:: Pagina ::
Edward W. Said: letteratura e imperialismo
Tariq Ali
Edward Said è uno dei più importanti critici letterari del mondo di lingua inglese. Ha scritto molte opere e saggi di letteratura e il suo lavoro ha suscitato vivaci dibattiti sulla cultura, l'identità, la funzione della critica e la formazione della tradizione. Il suo capolavoro, Orientalismo, ha sancito in tutto il mondo la sua fama di critico nell'età dell'imperialismo.
Cultura e imperialismo (con sottotitolo Letteratura e consenso nel progetto coloniale dell'Occidente, Gamberetti, pagg. 420, lire 49.000) estende ulteriormente il raggio d'azione della sua critica. Si tratta di un'opera, in un certo senso, più sicura di sé e allo stesso tempo più rilassata di Orientalismo. Said scrive con grande sicurezza di letteratura inglese, dell'opera lirica italiana, della pax americana e delle tragedie che si sono rovesciate sul mondo post-coloniale. Una fiera polemica politica si accompagna, tranquillamente, con uno studio dettagliato e appassionato di argomenti d'estetica. Alle volte il libro può essere letto come il fluttuare di una presa di coscienza. Qua e là vi sono delle tensioni irrisolte, che riflettono le contraddizioni dello stesso Said nel momento in cui si trova a mediare tra il suo ruolo di critico e la sua funzione di intellettuale pubblico, di dissidente della democrazia. In generale Said riesce bene a gestire il tutto. Il suo messaggio è diretto. Nonostante i tentativi dei critici e dei teorici inglesi di creare una sfera culturale totalmente separata e isolata, non c'è - sostiene Said - alcuna muraglia cinese a dividere l'estetica dalla politica.
Uno dei capitoli che preferisco è quello intitolato "L'Impero al lavoro: l'Aida di Verdi". Un lavoro di decostruzione di quella famosa opera di Verdi. Un capolavoro non molto convincente che fu commissionato al maestro dal governo egiziano, nel 1869, per celebrare l'apertura del Canale di Suez. Egli descrive un primo sdegnato rifiuto dell'autore di scrivere su commissione, il suo successivo cambiamento d'opinione grazie ad una grande somma di denaro (150.000 franchi d'oro) e quindi l'opera stessa. L'Aida venne scritta per un pubblico egiziano che Verdi non conosceva e del quale non gli importava nulla e per Said si tratta di un "lavoro ibrido, profondamente impuro, che appartiene egualmente alla storia della cultura e a quella della dominazione d'oltremare. È un lavoro complesso, costruito attorno a disparità e a discrepanze che sono state ignorate o non approfondite, e che possono essere rilevate e descritte: si tratta di disparità e discrepanze assai interessanti in sé e per sé, che danno il senso delle sue discontinuità, delle sue anomalie, delle sue restrizioni e silenzi assai più di quanto facciano quelle analisi critiche che si focalizzano esclusivamente sulla cultura europea".

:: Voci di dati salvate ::
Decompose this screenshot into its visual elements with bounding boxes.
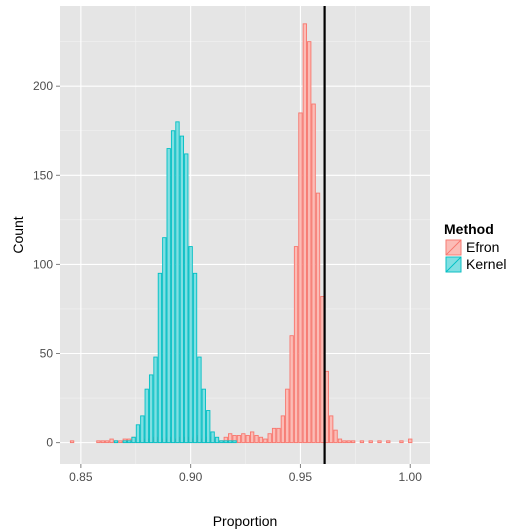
legend-key-slash-efron [445,239,462,256]
bar-efron [276,427,281,444]
bar-kernel [122,440,127,444]
plot-panel [60,6,430,464]
bar-kernel [157,272,163,444]
bar-kernel [175,121,180,444]
bar-kernel [140,415,145,444]
bar-efron [386,440,391,444]
bar-efron [311,103,316,444]
x-tick-label: 0.85 [69,470,93,484]
bar-efron [271,427,277,444]
bar-kernel [131,436,136,444]
bar-kernel [188,246,193,444]
bar-kernel [162,237,167,444]
bar-efron [258,436,264,444]
legend-key-slash-kernel [445,256,462,273]
bar-kernel [166,148,171,444]
bar-kernel [144,388,149,444]
bar-efron [236,435,242,444]
bar-kernel [219,440,224,444]
bar-efron [267,433,272,444]
bar-efron [293,246,299,444]
legend-label-kernel: Kernel [466,256,506,272]
legend-title: Method [444,221,494,237]
bar-efron [69,440,75,444]
bar-kernel [228,440,233,444]
bar-kernel [135,424,141,444]
bar-kernel [206,410,211,444]
bar-kernel [223,440,228,444]
bar-efron [307,41,312,444]
bar-efron [96,440,101,444]
y-tick-label: 0 [46,436,53,450]
bar-efron [368,440,373,444]
bar-efron [105,440,110,444]
bar-kernel [113,440,119,444]
y-axis: 0 50 100 150 200 [33,79,60,450]
bar-kernel [179,135,185,444]
bar-efron [109,438,114,444]
bar-efron [359,440,365,444]
minor-grid [60,6,430,464]
y-tick-label: 50 [40,347,54,361]
bar-efron [408,438,413,444]
bar-efron [337,438,343,444]
bar-efron [245,435,250,444]
bar-efron [280,415,286,444]
bar-efron [254,435,259,444]
bar-efron [329,415,334,444]
bar-efron [315,192,321,444]
bar-efron [263,438,268,444]
bar-kernel [153,356,158,444]
bar-kernel [201,388,206,444]
bar-efron [298,112,303,444]
x-tick-label: 0.95 [289,470,313,484]
bar-kernel [192,272,198,444]
bar-efron [249,431,255,444]
y-tick-label: 150 [33,168,53,182]
legend-label-efron: Efron [466,239,499,255]
bar-kernel [170,130,176,444]
bar-efron [346,440,351,444]
x-tick-label: 1.00 [399,470,423,484]
bar-efron [350,440,356,444]
x-axis-title: Proportion [213,513,278,529]
y-axis-title: Count [10,216,26,253]
bar-kernel [184,153,189,444]
bar-efron [285,388,290,444]
bar-kernel [214,436,220,444]
bar-efron [100,440,105,444]
x-tick-label: 0.90 [179,470,203,484]
bar-efron [241,433,246,444]
y-tick-label: 100 [33,257,53,271]
histogram-bars [69,23,413,444]
bar-efron [289,335,294,444]
y-tick-label: 200 [33,79,53,93]
x-axis: 0.85 0.90 0.95 1.00 [69,464,422,484]
bar-efron [377,440,382,444]
bar-kernel [232,440,237,444]
bar-kernel [127,440,132,444]
bar-efron [302,23,307,444]
bar-kernel [210,431,215,444]
bar-efron [399,440,404,444]
bar-efron [342,440,347,444]
bar-kernel [148,374,154,444]
bar-kernel [197,356,202,444]
bar-efron [333,429,338,444]
bar-efron [118,440,123,444]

:: Consegne ::
[a] Secondo il testo su Edward Said, per quale occasione il governo egiziano commissionò l'Aida a Verdi?
[b] Ricopia senza modifiche le righe dei record, partendo da quella che contiene "legend-key-slash-efron [445,239,462,256]" e fermandoti dopo quella che contiene "bar-efron [258,436,264,444]".

:: Soluzioni degli esercizi ::
[a] Per celebrare l'apertura del Canale di Suez, nel 1869.

[b]
legend-key-slash-efron [445,239,462,256]
bar-efron [276,427,281,444]
bar-kernel [122,440,127,444]
plot-panel [60,6,430,464]
bar-kernel [157,272,163,444]
bar-kernel [175,121,180,444]
bar-kernel [140,415,145,444]
bar-efron [386,440,391,444]
bar-efron [311,103,316,444]
x-tick-label: 0.85 [69,470,93,484]
bar-efron [271,427,277,444]
bar-kernel [131,436,136,444]
bar-kernel [188,246,193,444]
bar-kernel [162,237,167,444]
bar-efron [258,436,264,444]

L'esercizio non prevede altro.